By some such process, man won from their original wildness the cow, the sheep, the goat, the hog; and of birds, that most useful species which supplies us with eggs and chickens, and which, from its excellence, is called "the fowl," ducks, and geese, to which America has added the turkey, furnishing man with food equally palatable and nourishing; and, to serve other useful purposes, the camel, the horse, the elephant, and the dog, which prefers the society of man to that of his own species, and which remains faithful to him when deserted by all other friends.

But every country is not adapted to the pastoral state. Some regions are not naturally productive of grass, or not in sufficient quantity; and man, in his social progress, must pass from the hunter state to the agricultural. Such must have been the destiny of the aborigines of North America, which is everywhere, except in the prairies of the West, covered with a dense forest. The Indians had accordingly made more advances towards the agricultural than the pastoral state, as they had succeeded in taming no bird or beast, but had their little patches of tobacco, maize, and cymlings.*

The nations and tribes of Western Asia, spoken of in the five books of Moses, were essentially pastoral. Abraham is mentioned as rich in "cattle, silver, and in gold;" and Lot, his rival in wealth and power, has "flocks, and herds, and tents;" and when the Egyptians were suffering from a drought, Joseph gave them bread in exchange for "horses, and for the flocks, and for the cattle of the herds, and for the asses." So, when the laws against the invasion of property are stated, "oxen, asses, and sheep" hold a conspicuous place.
+ + + + + + +
*What the task requires*:
In the passage on domesticated animals, which bird does it say America added? The rows are not needed for the task on the passage.

*Data listing*:
+ + + + + + +
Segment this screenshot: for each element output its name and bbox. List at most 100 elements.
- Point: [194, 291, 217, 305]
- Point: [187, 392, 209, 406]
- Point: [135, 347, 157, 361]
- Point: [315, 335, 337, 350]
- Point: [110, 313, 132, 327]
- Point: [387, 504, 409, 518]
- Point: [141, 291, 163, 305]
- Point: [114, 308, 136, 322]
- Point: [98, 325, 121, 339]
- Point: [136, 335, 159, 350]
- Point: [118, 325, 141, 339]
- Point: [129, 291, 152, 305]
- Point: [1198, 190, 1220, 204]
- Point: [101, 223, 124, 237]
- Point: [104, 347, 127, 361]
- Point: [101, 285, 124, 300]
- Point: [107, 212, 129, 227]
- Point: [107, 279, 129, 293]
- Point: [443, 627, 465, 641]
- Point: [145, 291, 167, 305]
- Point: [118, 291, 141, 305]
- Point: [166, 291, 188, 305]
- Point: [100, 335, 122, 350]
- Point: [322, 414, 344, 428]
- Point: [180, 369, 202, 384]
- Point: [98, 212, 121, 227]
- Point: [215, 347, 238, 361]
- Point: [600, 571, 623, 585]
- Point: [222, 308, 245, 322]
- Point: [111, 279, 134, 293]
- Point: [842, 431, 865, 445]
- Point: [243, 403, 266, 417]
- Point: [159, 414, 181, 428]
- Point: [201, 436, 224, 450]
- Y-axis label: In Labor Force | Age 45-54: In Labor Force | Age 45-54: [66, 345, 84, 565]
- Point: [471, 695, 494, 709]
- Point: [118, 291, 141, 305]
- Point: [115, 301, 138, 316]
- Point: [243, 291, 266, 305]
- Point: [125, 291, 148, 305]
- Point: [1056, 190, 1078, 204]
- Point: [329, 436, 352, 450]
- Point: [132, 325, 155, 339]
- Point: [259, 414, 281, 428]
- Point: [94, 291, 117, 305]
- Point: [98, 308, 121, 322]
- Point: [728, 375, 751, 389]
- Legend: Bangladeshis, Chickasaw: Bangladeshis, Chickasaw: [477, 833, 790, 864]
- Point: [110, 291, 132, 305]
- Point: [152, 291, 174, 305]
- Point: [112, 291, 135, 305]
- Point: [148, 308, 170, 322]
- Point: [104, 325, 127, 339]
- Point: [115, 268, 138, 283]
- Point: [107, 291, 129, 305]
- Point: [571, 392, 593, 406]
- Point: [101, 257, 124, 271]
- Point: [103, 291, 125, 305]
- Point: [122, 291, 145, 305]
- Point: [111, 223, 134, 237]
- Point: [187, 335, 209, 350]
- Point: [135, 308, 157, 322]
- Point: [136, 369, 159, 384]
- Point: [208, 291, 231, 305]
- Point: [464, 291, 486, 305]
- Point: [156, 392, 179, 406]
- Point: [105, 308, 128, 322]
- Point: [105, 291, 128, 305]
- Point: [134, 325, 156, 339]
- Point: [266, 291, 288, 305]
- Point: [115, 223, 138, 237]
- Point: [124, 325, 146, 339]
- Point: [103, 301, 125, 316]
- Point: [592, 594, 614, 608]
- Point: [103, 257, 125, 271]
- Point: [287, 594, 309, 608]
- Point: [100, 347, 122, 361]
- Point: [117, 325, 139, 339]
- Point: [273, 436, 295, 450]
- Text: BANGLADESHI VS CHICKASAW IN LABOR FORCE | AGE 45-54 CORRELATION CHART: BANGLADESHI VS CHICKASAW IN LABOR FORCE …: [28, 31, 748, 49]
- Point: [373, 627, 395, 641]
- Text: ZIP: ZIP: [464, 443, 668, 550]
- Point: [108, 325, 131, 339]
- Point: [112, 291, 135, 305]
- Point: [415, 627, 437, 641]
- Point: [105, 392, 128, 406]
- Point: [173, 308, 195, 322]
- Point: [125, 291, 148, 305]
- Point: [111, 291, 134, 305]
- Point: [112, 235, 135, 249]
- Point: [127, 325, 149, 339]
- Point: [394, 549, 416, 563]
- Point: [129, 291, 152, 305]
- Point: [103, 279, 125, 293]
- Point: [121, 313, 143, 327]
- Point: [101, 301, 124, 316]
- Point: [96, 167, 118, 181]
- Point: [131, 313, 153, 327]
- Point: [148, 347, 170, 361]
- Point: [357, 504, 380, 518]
+ + + + + + +
*Solution below*:
The turkey.